Exercise ::
From the listing below, tally the lines that include "ylabel". Return only the total.

[START]

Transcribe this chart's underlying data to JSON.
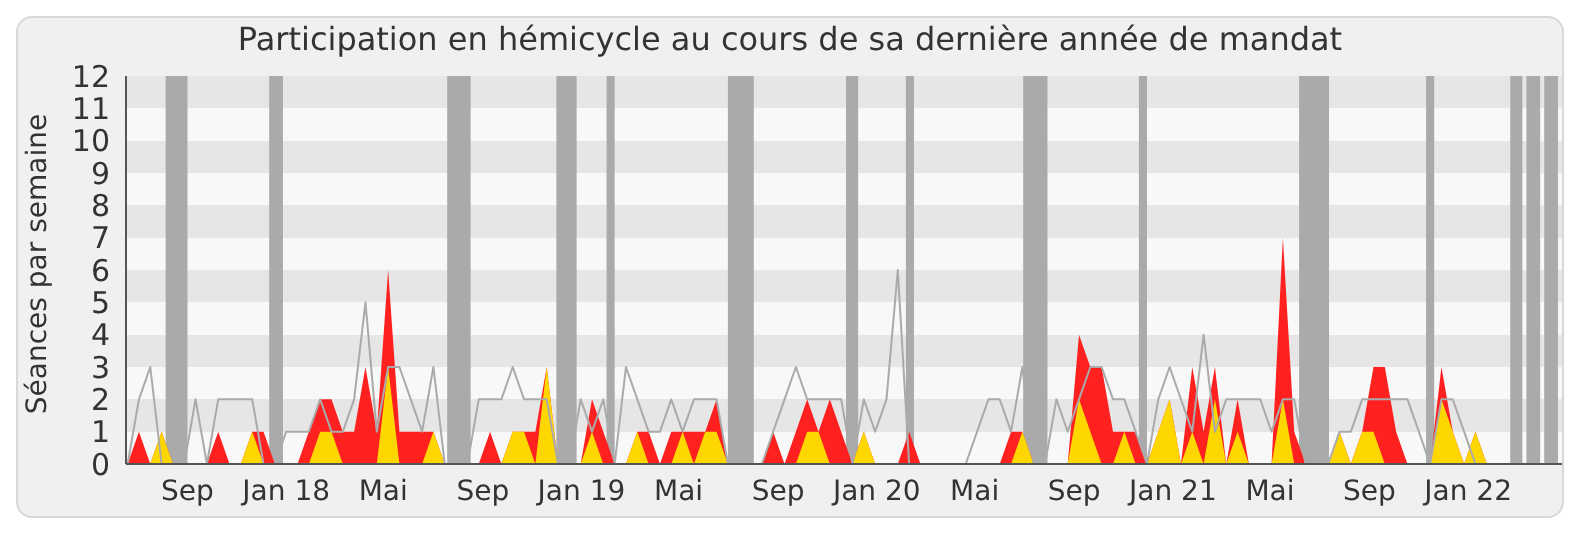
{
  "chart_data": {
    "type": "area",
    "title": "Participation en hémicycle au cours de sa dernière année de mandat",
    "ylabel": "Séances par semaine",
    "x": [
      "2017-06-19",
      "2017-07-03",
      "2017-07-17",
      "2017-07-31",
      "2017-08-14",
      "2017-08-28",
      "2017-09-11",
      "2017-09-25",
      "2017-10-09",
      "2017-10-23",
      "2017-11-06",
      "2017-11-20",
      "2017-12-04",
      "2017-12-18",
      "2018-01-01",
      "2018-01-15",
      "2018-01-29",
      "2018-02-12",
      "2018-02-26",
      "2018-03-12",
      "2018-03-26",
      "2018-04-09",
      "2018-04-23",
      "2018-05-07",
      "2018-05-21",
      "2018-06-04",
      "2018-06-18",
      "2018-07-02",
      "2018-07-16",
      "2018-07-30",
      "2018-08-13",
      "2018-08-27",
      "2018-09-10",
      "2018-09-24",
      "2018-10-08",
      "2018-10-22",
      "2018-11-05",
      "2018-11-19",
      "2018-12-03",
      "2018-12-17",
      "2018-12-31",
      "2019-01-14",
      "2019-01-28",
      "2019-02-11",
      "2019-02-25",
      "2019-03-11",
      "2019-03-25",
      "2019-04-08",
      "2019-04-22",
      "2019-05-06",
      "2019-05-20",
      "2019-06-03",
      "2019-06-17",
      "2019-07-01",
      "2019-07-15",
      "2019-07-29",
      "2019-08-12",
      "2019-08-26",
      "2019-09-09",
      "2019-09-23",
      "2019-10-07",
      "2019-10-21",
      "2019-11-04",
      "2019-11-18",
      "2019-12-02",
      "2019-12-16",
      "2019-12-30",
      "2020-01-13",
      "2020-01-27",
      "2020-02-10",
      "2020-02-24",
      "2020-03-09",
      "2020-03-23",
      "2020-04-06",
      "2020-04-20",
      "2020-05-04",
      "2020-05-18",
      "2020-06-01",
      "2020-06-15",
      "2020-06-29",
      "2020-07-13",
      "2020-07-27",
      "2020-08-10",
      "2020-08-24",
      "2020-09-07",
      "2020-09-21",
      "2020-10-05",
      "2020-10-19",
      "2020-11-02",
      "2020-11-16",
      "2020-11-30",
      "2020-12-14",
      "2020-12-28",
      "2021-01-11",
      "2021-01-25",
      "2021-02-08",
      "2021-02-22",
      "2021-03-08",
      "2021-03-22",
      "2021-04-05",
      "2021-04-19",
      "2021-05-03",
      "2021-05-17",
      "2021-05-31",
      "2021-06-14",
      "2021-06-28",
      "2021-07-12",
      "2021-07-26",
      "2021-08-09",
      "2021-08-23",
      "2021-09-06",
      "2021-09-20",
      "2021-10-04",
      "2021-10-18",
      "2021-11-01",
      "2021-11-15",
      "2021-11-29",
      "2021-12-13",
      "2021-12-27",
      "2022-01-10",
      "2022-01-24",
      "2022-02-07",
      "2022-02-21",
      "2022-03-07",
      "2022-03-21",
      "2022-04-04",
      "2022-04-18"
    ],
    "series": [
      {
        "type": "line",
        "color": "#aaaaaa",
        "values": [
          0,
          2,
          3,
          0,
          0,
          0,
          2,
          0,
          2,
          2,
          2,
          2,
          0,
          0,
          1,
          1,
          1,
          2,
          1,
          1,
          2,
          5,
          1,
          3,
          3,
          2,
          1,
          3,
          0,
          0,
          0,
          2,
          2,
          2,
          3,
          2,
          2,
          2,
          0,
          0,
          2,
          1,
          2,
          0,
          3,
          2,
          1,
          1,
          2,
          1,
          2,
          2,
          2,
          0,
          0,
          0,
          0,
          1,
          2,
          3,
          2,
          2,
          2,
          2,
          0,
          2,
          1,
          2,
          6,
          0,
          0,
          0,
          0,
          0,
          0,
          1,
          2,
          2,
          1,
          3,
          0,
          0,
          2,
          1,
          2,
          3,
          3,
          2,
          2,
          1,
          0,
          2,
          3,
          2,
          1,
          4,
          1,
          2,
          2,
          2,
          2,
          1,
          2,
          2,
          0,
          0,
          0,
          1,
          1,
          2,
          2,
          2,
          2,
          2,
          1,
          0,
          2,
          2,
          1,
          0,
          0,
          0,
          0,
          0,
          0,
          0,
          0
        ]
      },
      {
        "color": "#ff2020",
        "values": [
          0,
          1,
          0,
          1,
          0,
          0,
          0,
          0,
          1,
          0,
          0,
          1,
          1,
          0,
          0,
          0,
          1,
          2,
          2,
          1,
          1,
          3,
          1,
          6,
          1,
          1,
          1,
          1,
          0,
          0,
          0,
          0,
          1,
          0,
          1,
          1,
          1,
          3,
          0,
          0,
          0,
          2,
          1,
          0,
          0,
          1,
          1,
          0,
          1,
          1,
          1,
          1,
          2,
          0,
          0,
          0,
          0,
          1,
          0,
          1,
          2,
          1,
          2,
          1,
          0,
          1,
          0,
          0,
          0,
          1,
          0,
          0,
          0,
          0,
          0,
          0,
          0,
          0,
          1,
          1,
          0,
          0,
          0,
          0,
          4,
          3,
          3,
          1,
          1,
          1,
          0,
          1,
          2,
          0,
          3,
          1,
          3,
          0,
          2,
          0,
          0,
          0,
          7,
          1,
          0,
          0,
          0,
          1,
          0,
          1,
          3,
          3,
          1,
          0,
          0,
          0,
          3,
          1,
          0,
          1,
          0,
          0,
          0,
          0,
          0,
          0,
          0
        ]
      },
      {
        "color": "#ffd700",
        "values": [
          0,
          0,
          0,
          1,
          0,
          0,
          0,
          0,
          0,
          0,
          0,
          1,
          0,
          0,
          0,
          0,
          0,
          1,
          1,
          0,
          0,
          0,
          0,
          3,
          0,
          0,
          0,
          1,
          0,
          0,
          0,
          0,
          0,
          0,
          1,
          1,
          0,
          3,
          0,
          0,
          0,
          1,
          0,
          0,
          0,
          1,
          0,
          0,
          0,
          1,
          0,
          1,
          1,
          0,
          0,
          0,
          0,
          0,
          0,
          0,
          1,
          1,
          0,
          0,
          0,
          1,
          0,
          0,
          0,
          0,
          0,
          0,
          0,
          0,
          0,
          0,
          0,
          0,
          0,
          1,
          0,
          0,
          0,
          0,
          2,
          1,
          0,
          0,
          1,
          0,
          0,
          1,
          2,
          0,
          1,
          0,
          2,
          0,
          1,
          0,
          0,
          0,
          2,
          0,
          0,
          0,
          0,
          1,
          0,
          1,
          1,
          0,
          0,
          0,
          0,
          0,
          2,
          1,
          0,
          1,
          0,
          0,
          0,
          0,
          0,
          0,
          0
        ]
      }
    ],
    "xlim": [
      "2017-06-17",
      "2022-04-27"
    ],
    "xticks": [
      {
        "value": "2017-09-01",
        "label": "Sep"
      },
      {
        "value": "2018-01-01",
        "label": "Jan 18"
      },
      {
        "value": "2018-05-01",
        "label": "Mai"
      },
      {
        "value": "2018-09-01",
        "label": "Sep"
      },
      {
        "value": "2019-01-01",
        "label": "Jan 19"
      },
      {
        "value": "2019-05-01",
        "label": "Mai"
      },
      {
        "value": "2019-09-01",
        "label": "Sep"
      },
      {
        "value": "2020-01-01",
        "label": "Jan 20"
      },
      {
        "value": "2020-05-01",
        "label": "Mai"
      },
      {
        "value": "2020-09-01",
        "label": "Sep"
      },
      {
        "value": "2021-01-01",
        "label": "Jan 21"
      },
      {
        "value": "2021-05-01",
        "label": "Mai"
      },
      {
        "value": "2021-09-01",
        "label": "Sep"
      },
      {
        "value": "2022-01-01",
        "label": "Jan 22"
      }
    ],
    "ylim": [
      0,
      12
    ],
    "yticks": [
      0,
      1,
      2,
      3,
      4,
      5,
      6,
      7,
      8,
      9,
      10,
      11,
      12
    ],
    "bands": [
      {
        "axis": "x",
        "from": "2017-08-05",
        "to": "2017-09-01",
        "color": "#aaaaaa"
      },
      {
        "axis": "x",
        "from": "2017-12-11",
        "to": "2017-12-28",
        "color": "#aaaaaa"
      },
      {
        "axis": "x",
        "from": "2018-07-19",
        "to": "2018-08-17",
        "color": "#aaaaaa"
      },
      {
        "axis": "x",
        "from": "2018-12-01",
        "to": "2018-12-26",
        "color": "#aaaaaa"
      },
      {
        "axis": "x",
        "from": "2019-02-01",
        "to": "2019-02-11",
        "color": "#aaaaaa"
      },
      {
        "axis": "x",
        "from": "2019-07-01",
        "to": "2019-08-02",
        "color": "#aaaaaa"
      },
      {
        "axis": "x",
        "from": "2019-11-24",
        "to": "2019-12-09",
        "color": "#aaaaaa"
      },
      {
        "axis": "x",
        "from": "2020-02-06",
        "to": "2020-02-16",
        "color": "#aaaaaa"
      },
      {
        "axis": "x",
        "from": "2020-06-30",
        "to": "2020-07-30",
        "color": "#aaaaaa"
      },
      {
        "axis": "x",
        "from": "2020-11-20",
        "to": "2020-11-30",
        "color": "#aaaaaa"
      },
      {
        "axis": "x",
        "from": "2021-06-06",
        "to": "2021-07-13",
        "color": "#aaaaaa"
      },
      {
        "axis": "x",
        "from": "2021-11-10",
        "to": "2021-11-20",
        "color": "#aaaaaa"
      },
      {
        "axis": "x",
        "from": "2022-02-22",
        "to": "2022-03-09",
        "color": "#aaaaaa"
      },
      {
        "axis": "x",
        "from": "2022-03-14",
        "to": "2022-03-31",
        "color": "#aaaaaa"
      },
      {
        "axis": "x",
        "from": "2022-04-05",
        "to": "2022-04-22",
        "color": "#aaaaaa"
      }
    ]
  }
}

[END]
[START]

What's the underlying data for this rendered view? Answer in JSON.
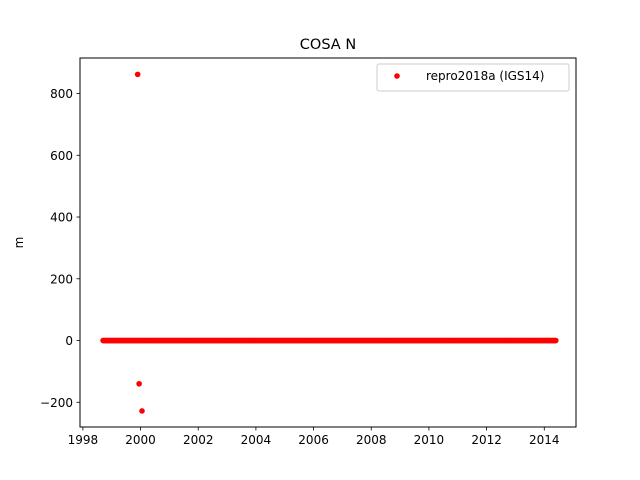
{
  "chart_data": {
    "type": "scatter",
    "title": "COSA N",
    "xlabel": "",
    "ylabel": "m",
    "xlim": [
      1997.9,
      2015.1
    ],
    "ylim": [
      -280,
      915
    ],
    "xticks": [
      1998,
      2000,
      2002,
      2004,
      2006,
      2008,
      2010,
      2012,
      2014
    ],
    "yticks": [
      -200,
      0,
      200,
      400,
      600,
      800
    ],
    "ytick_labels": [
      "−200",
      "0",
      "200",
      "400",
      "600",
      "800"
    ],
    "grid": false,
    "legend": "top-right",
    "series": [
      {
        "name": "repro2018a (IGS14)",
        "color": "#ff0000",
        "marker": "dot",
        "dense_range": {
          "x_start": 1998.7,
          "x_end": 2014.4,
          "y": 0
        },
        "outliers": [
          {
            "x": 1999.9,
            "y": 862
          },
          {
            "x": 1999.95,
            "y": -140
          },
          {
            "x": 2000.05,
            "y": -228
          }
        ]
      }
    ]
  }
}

[END]
[START]

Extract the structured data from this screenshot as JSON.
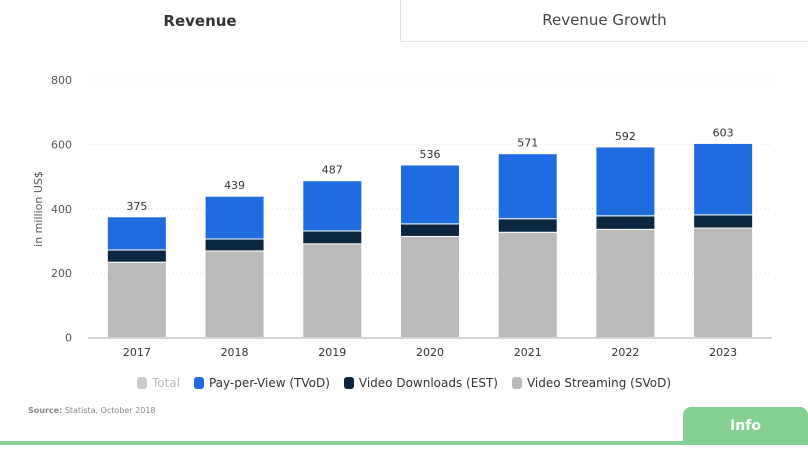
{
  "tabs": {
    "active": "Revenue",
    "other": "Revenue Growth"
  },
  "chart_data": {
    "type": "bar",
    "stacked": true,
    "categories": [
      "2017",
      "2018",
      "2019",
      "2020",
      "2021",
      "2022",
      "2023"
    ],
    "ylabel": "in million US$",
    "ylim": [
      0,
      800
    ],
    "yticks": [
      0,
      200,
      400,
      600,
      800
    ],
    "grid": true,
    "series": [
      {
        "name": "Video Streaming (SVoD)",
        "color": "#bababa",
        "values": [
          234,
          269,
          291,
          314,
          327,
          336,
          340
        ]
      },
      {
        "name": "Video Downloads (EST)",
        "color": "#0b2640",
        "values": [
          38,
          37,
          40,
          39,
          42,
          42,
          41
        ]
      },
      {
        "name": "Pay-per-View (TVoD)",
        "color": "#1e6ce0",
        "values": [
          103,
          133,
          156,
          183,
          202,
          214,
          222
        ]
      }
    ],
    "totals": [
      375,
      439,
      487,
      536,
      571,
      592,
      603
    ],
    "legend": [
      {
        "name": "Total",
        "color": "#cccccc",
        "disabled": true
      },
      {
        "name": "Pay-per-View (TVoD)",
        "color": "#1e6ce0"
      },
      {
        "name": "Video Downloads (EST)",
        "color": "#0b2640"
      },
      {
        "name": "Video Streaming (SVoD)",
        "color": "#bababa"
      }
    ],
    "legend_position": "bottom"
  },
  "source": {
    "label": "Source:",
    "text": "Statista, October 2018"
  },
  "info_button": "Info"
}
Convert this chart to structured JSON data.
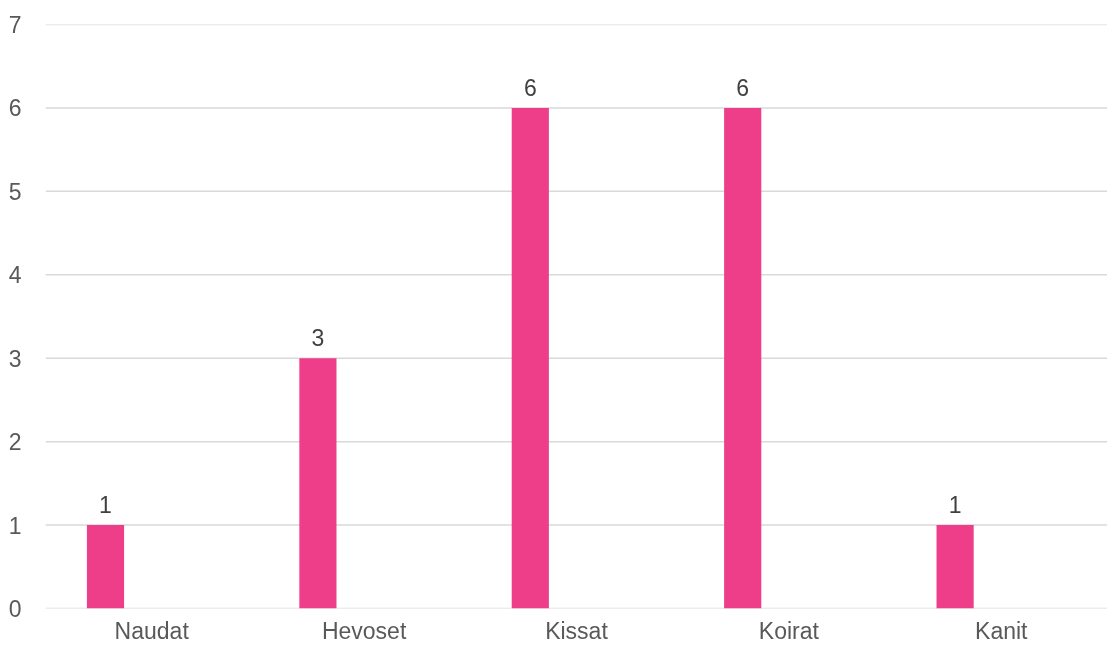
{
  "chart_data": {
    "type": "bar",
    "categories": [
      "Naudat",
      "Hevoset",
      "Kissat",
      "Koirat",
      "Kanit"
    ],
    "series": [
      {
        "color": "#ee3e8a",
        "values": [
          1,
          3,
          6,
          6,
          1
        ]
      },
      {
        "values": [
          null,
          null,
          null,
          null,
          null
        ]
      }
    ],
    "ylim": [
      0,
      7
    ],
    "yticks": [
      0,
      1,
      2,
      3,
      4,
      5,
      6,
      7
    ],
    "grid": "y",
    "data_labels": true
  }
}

[END]

Result ::
3